§ **TASK TO CARRY OUT**
Every line of the data that contains the string "Manufacture" must be copied.

Records from a collection of figures
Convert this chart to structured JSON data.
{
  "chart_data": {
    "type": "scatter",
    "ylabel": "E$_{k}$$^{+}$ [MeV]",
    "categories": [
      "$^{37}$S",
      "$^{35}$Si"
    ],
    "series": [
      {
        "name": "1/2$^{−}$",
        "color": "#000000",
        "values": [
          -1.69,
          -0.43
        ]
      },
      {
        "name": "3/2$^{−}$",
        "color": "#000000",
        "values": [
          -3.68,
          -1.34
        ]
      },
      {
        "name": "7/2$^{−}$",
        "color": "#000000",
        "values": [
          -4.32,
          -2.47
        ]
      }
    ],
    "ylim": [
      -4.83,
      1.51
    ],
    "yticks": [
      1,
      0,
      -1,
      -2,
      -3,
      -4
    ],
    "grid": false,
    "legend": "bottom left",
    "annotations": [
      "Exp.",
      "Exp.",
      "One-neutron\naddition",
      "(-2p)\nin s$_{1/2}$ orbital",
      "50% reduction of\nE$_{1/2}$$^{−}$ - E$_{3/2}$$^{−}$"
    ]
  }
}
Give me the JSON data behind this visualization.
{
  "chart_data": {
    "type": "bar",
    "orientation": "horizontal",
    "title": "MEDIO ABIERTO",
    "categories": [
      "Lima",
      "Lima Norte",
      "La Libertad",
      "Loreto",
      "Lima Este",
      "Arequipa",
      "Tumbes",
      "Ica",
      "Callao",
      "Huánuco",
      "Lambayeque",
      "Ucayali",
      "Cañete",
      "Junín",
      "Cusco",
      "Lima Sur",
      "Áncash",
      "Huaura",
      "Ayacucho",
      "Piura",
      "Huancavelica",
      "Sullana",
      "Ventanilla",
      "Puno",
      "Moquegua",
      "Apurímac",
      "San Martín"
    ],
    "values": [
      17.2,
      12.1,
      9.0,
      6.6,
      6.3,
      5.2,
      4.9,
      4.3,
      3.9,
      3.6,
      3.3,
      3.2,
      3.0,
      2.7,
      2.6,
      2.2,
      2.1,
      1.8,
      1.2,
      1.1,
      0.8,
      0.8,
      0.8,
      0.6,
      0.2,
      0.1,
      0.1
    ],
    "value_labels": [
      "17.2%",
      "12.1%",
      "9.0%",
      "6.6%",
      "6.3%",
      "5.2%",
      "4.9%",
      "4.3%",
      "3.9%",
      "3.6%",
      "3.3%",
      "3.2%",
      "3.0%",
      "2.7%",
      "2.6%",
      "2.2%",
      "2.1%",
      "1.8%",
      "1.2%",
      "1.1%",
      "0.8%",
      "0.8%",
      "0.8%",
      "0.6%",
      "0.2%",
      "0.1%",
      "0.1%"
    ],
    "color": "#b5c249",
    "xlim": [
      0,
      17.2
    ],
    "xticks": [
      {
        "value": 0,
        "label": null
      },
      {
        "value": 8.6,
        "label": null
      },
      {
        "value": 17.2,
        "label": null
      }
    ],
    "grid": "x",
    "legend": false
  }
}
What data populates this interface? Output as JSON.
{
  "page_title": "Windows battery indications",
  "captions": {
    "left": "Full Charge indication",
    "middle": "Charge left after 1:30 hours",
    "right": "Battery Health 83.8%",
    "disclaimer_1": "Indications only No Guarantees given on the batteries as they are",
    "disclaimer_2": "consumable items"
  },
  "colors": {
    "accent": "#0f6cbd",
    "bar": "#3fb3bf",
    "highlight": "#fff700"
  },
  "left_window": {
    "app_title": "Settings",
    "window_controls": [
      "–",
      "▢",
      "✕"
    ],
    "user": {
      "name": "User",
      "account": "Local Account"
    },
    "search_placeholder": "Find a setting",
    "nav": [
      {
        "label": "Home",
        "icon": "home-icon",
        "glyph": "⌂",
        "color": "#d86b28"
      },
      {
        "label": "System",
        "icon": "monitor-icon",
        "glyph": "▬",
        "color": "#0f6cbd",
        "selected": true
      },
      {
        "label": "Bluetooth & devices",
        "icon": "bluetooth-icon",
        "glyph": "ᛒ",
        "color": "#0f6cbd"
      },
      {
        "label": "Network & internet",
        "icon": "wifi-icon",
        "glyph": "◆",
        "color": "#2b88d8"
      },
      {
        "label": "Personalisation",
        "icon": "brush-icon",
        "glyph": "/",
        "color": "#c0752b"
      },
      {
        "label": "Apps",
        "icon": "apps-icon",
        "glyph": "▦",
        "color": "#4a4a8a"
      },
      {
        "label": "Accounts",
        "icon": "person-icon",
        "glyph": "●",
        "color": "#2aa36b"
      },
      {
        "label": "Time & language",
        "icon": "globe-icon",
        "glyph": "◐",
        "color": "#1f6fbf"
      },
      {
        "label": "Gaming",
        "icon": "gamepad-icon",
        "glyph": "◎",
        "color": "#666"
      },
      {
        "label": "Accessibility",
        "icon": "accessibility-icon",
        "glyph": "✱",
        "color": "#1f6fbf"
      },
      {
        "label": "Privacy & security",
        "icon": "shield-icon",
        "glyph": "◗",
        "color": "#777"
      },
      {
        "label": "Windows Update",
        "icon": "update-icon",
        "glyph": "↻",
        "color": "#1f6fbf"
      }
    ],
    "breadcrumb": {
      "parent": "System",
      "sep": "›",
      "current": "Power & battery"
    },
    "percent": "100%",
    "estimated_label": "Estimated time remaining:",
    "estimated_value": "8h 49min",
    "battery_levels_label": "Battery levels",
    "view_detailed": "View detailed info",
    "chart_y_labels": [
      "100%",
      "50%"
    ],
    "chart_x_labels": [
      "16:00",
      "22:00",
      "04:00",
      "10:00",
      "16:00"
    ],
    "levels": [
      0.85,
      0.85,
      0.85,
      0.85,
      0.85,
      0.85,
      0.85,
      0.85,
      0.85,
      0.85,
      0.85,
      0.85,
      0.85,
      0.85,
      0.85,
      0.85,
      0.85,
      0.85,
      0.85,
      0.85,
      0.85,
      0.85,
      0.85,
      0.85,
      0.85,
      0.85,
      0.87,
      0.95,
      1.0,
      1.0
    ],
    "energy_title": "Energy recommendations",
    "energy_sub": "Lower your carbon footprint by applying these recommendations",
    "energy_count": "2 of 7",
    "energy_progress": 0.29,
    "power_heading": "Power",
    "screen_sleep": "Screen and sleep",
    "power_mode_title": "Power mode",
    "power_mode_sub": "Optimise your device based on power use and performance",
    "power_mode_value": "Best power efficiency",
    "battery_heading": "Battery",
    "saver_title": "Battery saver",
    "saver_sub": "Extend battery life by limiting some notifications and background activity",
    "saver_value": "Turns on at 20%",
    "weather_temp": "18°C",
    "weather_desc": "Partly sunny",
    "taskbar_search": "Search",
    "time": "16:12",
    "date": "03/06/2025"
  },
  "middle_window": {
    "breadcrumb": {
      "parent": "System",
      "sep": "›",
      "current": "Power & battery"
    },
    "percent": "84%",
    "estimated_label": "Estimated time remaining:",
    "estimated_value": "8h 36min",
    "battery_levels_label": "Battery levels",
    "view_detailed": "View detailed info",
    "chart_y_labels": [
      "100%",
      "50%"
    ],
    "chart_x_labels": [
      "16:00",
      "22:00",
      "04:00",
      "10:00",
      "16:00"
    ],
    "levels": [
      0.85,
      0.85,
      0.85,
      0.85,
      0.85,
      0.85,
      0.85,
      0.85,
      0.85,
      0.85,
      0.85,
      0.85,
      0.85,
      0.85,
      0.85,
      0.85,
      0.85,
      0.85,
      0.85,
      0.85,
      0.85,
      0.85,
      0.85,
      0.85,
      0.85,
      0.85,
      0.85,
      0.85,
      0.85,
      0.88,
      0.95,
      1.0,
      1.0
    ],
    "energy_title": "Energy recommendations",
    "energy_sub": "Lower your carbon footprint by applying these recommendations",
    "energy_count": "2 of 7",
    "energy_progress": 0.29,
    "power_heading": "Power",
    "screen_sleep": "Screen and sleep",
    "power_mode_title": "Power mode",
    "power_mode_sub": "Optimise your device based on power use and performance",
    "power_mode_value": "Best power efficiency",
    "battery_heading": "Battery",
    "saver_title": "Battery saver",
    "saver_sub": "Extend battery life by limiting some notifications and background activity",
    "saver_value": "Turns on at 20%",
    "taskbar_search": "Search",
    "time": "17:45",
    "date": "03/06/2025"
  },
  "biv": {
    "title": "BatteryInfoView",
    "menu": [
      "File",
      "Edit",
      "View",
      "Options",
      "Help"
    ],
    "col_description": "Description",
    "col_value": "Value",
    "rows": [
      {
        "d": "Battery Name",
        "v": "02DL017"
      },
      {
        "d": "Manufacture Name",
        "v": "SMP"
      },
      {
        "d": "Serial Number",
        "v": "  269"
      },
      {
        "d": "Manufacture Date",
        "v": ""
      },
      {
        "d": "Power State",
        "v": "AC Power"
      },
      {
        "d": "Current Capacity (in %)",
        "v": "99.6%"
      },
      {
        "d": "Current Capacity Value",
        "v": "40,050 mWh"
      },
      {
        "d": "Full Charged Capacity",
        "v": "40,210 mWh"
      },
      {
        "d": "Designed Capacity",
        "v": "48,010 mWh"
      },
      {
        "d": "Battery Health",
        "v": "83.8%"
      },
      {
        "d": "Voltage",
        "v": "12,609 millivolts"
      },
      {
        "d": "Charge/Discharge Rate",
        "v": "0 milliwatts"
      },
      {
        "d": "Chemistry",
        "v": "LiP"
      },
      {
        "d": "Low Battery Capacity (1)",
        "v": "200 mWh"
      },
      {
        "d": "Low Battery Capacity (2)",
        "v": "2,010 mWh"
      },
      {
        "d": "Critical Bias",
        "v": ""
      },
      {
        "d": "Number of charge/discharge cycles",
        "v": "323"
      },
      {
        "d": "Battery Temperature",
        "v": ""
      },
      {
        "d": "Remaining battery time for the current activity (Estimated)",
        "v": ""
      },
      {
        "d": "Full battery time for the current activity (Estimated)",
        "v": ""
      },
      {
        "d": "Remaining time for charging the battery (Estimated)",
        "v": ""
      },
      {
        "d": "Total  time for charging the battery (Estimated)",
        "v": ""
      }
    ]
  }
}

§ **OUTPUT**
        "d": "Manufacture Name",
        "d": "Manufacture Date",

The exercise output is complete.